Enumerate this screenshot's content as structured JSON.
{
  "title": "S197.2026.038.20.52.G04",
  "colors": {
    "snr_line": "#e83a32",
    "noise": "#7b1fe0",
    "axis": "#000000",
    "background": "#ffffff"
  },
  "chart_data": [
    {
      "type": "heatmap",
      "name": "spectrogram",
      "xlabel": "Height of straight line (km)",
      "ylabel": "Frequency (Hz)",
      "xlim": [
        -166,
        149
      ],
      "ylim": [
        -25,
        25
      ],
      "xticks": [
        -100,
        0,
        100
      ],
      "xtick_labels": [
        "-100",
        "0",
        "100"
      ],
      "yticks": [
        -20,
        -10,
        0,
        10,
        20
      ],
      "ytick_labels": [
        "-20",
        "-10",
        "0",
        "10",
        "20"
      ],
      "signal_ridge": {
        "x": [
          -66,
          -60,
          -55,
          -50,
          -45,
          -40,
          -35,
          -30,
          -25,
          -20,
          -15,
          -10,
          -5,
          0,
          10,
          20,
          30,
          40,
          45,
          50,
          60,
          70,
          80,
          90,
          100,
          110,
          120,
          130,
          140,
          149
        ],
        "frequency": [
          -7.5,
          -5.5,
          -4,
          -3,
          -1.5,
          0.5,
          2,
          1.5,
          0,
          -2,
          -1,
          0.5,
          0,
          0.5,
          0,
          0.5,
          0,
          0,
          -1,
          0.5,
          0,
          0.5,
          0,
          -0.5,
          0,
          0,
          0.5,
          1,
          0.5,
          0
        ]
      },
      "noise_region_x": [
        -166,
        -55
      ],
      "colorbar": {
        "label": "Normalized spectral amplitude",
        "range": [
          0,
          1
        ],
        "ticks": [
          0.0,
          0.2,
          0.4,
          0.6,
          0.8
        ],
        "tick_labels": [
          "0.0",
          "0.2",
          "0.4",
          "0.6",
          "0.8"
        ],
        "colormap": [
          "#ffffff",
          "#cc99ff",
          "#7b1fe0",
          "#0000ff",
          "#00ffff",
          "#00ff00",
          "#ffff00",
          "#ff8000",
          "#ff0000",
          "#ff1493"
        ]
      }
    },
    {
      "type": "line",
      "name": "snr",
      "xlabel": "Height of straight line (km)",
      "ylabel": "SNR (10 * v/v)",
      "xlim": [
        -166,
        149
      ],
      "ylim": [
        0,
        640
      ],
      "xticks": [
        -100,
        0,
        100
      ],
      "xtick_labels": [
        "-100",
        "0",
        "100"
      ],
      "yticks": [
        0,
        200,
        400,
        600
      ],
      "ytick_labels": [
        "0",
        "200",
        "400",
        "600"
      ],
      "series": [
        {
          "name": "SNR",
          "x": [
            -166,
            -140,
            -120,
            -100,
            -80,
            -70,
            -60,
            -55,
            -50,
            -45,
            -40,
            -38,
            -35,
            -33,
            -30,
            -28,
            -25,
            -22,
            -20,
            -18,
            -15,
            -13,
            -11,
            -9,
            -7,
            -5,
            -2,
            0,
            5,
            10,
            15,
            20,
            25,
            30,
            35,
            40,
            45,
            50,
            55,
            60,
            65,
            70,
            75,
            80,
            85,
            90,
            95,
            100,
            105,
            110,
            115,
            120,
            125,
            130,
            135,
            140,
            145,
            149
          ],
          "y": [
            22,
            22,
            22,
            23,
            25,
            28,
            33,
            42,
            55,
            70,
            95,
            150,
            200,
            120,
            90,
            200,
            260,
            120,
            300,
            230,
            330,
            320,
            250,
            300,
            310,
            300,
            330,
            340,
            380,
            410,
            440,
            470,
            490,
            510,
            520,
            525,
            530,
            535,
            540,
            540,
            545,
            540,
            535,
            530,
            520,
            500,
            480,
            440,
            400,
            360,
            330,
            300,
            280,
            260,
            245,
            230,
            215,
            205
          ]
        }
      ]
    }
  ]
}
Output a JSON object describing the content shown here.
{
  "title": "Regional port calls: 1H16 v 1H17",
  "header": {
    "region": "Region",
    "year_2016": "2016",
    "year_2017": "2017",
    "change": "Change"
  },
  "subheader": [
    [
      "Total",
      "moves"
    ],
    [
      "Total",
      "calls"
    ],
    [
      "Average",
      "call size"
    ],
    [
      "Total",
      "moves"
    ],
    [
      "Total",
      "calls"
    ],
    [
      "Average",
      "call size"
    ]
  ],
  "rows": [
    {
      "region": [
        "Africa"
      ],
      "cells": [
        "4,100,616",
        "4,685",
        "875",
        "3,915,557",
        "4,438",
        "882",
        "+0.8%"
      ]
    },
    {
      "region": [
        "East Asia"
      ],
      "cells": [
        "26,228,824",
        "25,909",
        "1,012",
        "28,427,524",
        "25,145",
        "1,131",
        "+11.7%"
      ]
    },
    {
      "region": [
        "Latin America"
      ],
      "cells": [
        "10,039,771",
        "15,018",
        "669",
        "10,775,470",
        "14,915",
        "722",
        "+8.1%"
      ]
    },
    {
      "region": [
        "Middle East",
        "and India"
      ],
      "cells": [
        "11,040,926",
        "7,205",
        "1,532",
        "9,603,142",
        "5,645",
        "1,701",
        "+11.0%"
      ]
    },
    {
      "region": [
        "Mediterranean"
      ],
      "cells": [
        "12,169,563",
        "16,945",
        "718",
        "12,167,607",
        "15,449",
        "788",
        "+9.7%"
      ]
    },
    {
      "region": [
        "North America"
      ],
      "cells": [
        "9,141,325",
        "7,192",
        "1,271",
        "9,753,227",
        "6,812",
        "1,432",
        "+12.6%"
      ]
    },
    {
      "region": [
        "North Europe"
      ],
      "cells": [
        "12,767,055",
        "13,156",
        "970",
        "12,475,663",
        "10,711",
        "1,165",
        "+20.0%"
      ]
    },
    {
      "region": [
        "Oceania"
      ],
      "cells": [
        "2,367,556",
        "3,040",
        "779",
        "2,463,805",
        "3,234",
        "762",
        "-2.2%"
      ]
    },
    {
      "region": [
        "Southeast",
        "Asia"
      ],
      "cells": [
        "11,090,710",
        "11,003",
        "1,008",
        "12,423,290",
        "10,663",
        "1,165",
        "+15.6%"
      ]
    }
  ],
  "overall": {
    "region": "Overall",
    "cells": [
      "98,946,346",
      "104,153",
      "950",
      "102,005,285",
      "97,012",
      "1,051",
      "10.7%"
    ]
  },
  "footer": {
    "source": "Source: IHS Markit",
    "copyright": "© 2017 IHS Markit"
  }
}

───

→ STATED EXERCISE
Everything in the listing above should be restated exactly.

→ EXERCISE RESPONSE
Enumerate this screenshot's content as structured JSON.
{
  "title": "S197.2026.038.20.52.G04",
  "colors": {
    "snr_line": "#e83a32",
    "noise": "#7b1fe0",
    "axis": "#000000",
    "background": "#ffffff"
  },
  "chart_data": [
    {
      "type": "heatmap",
      "name": "spectrogram",
      "xlabel": "Height of straight line (km)",
      "ylabel": "Frequency (Hz)",
      "xlim": [
        -166,
        149
      ],
      "ylim": [
        -25,
        25
      ],
      "xticks": [
        -100,
        0,
        100
      ],
      "xtick_labels": [
        "-100",
        "0",
        "100"
      ],
      "yticks": [
        -20,
        -10,
        0,
        10,
        20
      ],
      "ytick_labels": [
        "-20",
        "-10",
        "0",
        "10",
        "20"
      ],
      "signal_ridge": {
        "x": [
          -66,
          -60,
          -55,
          -50,
          -45,
          -40,
          -35,
          -30,
          -25,
          -20,
          -15,
          -10,
          -5,
          0,
          10,
          20,
          30,
          40,
          45,
          50,
          60,
          70,
          80,
          90,
          100,
          110,
          120,
          130,
          140,
          149
        ],
        "frequency": [
          -7.5,
          -5.5,
          -4,
          -3,
          -1.5,
          0.5,
          2,
          1.5,
          0,
          -2,
          -1,
          0.5,
          0,
          0.5,
          0,
          0.5,
          0,
          0,
          -1,
          0.5,
          0,
          0.5,
          0,
          -0.5,
          0,
          0,
          0.5,
          1,
          0.5,
          0
        ]
      },
      "noise_region_x": [
        -166,
        -55
      ],
      "colorbar": {
        "label": "Normalized spectral amplitude",
        "range": [
          0,
          1
        ],
        "ticks": [
          0.0,
          0.2,
          0.4,
          0.6,
          0.8
        ],
        "tick_labels": [
          "0.0",
          "0.2",
          "0.4",
          "0.6",
          "0.8"
        ],
        "colormap": [
          "#ffffff",
          "#cc99ff",
          "#7b1fe0",
          "#0000ff",
          "#00ffff",
          "#00ff00",
          "#ffff00",
          "#ff8000",
          "#ff0000",
          "#ff1493"
        ]
      }
    },
    {
      "type": "line",
      "name": "snr",
      "xlabel": "Height of straight line (km)",
      "ylabel": "SNR (10 * v/v)",
      "xlim": [
        -166,
        149
      ],
      "ylim": [
        0,
        640
      ],
      "xticks": [
        -100,
        0,
        100
      ],
      "xtick_labels": [
        "-100",
        "0",
        "100"
      ],
      "yticks": [
        0,
        200,
        400,
        600
      ],
      "ytick_labels": [
        "0",
        "200",
        "400",
        "600"
      ],
      "series": [
        {
          "name": "SNR",
          "x": [
            -166,
            -140,
            -120,
            -100,
            -80,
            -70,
            -60,
            -55,
            -50,
            -45,
            -40,
            -38,
            -35,
            -33,
            -30,
            -28,
            -25,
            -22,
            -20,
            -18,
            -15,
            -13,
            -11,
            -9,
            -7,
            -5,
            -2,
            0,
            5,
            10,
            15,
            20,
            25,
            30,
            35,
            40,
            45,
            50,
            55,
            60,
            65,
            70,
            75,
            80,
            85,
            90,
            95,
            100,
            105,
            110,
            115,
            120,
            125,
            130,
            135,
            140,
            145,
            149
          ],
          "y": [
            22,
            22,
            22,
            23,
            25,
            28,
            33,
            42,
            55,
            70,
            95,
            150,
            200,
            120,
            90,
            200,
            260,
            120,
            300,
            230,
            330,
            320,
            250,
            300,
            310,
            300,
            330,
            340,
            380,
            410,
            440,
            470,
            490,
            510,
            520,
            525,
            530,
            535,
            540,
            540,
            545,
            540,
            535,
            530,
            520,
            500,
            480,
            440,
            400,
            360,
            330,
            300,
            280,
            260,
            245,
            230,
            215,
            205
          ]
        }
      ]
    }
  ]
}
Output a JSON object describing the content shown here.
{
  "title": "Regional port calls: 1H16 v 1H17",
  "header": {
    "region": "Region",
    "year_2016": "2016",
    "year_2017": "2017",
    "change": "Change"
  },
  "subheader": [
    [
      "Total",
      "moves"
    ],
    [
      "Total",
      "calls"
    ],
    [
      "Average",
      "call size"
    ],
    [
      "Total",
      "moves"
    ],
    [
      "Total",
      "calls"
    ],
    [
      "Average",
      "call size"
    ]
  ],
  "rows": [
    {
      "region": [
        "Africa"
      ],
      "cells": [
        "4,100,616",
        "4,685",
        "875",
        "3,915,557",
        "4,438",
        "882",
        "+0.8%"
      ]
    },
    {
      "region": [
        "East Asia"
      ],
      "cells": [
        "26,228,824",
        "25,909",
        "1,012",
        "28,427,524",
        "25,145",
        "1,131",
        "+11.7%"
      ]
    },
    {
      "region": [
        "Latin America"
      ],
      "cells": [
        "10,039,771",
        "15,018",
        "669",
        "10,775,470",
        "14,915",
        "722",
        "+8.1%"
      ]
    },
    {
      "region": [
        "Middle East",
        "and India"
      ],
      "cells": [
        "11,040,926",
        "7,205",
        "1,532",
        "9,603,142",
        "5,645",
        "1,701",
        "+11.0%"
      ]
    },
    {
      "region": [
        "Mediterranean"
      ],
      "cells": [
        "12,169,563",
        "16,945",
        "718",
        "12,167,607",
        "15,449",
        "788",
        "+9.7%"
      ]
    },
    {
      "region": [
        "North America"
      ],
      "cells": [
        "9,141,325",
        "7,192",
        "1,271",
        "9,753,227",
        "6,812",
        "1,432",
        "+12.6%"
      ]
    },
    {
      "region": [
        "North Europe"
      ],
      "cells": [
        "12,767,055",
        "13,156",
        "970",
        "12,475,663",
        "10,711",
        "1,165",
        "+20.0%"
      ]
    },
    {
      "region": [
        "Oceania"
      ],
      "cells": [
        "2,367,556",
        "3,040",
        "779",
        "2,463,805",
        "3,234",
        "762",
        "-2.2%"
      ]
    },
    {
      "region": [
        "Southeast",
        "Asia"
      ],
      "cells": [
        "11,090,710",
        "11,003",
        "1,008",
        "12,423,290",
        "10,663",
        "1,165",
        "+15.6%"
      ]
    }
  ],
  "overall": {
    "region": "Overall",
    "cells": [
      "98,946,346",
      "104,153",
      "950",
      "102,005,285",
      "97,012",
      "1,051",
      "10.7%"
    ]
  },
  "footer": {
    "source": "Source: IHS Markit",
    "copyright": "© 2017 IHS Markit"
  }
}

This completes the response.